• Task directions
Out of all the lines below, count those with the word "modes". Give the number only.
>> START
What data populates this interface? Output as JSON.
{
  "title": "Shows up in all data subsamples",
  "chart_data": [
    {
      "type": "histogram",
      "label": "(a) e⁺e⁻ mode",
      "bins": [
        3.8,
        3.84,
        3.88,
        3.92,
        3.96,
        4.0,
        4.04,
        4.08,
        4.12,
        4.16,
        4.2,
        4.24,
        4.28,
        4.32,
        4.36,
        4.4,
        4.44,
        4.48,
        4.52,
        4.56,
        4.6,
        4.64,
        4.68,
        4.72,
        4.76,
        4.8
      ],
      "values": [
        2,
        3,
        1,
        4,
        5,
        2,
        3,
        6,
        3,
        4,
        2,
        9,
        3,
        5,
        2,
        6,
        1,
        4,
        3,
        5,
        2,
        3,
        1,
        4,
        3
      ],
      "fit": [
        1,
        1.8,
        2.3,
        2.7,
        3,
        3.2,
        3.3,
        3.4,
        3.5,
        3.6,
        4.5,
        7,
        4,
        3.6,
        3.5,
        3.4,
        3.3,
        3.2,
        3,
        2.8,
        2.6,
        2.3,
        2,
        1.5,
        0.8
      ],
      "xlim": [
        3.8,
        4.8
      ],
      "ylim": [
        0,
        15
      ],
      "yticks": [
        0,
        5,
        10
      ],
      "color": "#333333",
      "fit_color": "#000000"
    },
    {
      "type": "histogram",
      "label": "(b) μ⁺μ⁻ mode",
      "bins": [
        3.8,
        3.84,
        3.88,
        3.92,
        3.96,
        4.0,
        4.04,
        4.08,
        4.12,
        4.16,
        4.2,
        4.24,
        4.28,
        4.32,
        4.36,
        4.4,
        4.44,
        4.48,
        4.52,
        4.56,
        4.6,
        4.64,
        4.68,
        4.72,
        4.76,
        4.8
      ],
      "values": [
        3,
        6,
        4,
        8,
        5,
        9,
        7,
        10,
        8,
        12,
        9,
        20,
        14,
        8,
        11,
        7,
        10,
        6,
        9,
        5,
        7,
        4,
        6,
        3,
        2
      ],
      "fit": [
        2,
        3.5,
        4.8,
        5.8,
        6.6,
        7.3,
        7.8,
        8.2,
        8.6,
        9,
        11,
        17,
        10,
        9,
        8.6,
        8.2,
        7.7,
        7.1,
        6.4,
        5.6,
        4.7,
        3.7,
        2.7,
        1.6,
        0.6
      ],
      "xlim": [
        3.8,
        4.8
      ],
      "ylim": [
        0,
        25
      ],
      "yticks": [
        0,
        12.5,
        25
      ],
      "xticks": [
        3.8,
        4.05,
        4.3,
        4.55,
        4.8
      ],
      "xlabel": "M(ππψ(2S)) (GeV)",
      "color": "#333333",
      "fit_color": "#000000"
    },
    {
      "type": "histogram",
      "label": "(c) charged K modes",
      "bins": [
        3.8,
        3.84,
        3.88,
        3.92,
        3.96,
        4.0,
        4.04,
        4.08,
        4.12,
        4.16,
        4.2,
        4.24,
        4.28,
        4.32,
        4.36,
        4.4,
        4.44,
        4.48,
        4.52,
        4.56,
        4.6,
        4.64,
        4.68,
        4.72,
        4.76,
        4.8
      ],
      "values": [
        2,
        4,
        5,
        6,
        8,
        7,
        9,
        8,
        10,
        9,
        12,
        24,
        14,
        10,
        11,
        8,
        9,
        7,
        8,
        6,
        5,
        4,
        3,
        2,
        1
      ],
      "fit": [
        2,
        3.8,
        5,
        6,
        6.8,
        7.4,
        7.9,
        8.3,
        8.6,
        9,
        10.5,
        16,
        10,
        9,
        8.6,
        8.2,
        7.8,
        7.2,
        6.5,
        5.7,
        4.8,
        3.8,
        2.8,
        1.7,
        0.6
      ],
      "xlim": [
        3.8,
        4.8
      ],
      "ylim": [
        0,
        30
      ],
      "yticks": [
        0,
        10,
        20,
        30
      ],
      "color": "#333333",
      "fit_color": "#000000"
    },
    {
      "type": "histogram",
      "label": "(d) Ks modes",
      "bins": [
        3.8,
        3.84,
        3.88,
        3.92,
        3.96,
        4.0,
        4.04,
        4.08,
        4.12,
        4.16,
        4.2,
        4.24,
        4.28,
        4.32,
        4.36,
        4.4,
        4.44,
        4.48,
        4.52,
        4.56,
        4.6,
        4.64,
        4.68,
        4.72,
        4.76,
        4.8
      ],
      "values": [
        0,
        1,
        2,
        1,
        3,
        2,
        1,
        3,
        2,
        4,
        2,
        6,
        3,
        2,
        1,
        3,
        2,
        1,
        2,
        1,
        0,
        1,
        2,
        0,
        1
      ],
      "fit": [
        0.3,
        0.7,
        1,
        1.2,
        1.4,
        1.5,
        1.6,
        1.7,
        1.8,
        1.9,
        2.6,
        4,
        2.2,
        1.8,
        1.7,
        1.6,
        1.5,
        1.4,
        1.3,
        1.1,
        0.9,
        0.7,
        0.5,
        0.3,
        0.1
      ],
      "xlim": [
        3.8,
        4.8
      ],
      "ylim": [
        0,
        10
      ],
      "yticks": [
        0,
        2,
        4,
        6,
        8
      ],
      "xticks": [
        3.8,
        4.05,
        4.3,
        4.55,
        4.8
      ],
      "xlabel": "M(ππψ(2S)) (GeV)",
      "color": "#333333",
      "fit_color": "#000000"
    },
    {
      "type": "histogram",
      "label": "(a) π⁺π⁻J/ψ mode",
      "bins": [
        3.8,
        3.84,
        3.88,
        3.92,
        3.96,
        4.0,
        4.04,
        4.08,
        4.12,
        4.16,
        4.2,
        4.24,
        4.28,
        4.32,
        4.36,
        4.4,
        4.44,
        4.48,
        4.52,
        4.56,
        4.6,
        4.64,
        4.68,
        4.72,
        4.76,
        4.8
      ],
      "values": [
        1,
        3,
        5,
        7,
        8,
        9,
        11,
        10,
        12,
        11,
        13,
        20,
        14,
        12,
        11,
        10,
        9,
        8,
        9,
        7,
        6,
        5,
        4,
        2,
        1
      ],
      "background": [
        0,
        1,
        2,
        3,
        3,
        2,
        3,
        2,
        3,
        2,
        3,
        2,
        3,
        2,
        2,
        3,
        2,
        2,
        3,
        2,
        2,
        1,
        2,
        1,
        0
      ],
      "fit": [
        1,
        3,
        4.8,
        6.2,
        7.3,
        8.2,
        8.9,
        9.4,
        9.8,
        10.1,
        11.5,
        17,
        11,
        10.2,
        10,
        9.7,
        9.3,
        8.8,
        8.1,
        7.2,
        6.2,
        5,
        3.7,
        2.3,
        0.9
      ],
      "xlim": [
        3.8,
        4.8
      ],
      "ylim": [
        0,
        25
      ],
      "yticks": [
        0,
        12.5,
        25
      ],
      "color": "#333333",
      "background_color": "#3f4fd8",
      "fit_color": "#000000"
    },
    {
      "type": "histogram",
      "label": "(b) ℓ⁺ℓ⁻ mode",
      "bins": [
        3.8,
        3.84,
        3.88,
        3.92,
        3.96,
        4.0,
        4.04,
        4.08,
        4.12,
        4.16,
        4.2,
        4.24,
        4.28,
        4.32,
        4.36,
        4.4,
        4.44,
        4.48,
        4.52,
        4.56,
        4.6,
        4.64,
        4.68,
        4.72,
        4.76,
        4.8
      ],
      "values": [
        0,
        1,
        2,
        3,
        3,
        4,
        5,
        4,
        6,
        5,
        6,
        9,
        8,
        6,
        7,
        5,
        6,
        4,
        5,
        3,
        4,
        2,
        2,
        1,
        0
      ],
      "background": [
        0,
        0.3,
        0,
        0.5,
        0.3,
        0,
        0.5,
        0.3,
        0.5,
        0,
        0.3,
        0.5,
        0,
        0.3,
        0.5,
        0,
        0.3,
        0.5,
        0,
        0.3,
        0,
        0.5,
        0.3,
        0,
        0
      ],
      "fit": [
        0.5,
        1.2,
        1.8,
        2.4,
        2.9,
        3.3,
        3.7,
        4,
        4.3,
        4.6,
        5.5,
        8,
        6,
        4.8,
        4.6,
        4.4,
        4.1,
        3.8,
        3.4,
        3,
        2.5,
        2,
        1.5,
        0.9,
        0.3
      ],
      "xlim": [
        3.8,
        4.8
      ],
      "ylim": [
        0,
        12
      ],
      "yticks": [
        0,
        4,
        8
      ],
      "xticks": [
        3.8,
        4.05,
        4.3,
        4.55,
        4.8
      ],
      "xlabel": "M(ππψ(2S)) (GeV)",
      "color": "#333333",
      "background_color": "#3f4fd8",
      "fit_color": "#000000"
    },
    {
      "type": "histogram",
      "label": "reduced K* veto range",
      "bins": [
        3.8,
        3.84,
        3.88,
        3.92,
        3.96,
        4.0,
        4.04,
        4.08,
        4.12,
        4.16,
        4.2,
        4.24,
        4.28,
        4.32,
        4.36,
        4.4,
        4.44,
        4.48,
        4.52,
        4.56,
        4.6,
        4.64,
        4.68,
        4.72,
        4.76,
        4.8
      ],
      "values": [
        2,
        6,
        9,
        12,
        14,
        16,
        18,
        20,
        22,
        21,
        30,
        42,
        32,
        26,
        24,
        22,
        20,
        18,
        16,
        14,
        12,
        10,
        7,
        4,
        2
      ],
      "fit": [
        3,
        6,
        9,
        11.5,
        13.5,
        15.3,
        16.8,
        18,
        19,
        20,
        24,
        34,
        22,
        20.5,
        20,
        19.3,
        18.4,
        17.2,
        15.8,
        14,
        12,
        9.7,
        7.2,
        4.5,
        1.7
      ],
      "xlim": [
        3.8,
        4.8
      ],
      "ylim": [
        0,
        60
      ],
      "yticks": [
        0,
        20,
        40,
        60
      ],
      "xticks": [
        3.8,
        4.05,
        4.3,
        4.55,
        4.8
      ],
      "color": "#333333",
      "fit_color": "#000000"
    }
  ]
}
>> END
• Expected answer
2